What the task requires: Set out every line bearing the string "detached".

Entries provided:
>>>>>

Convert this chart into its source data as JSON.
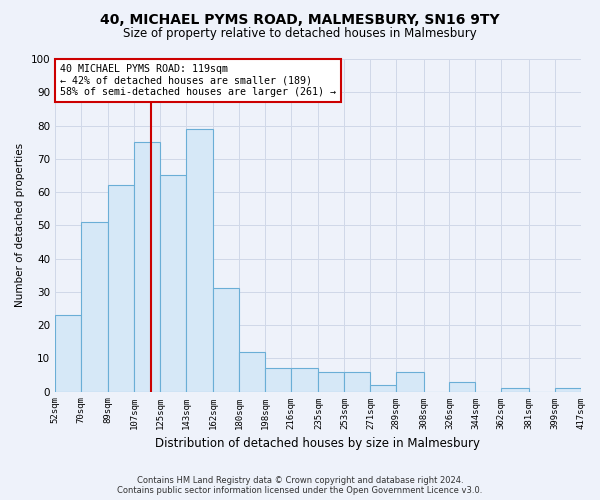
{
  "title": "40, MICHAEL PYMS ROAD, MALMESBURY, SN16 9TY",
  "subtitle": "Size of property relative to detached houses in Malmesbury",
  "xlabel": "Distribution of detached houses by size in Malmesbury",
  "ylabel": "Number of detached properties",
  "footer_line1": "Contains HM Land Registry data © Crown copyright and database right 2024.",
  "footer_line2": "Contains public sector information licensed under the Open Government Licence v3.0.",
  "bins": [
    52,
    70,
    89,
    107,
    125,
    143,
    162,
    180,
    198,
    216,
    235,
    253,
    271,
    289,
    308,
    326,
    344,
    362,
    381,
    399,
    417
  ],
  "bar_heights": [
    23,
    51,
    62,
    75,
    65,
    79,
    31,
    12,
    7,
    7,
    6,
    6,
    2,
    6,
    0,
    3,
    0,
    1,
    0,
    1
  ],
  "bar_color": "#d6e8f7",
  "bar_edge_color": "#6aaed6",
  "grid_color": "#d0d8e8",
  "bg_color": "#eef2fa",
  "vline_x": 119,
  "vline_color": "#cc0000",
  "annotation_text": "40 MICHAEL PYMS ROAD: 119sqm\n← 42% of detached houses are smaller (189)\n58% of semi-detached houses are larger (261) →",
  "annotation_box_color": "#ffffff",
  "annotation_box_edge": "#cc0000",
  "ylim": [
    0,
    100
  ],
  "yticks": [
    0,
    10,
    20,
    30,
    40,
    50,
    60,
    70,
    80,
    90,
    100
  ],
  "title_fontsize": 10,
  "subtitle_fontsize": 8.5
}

<<<<<

Written response:
  "subtitle": "Size of property relative to detached houses in Malmesbury",
  "xlabel": "Distribution of detached houses by size in Malmesbury",
  "ylabel": "Number of detached properties",
  "annotation_text": "40 MICHAEL PYMS ROAD: 119sqm\n← 42% of detached houses are smaller (189)\n58% of semi-detached houses are larger (261) →",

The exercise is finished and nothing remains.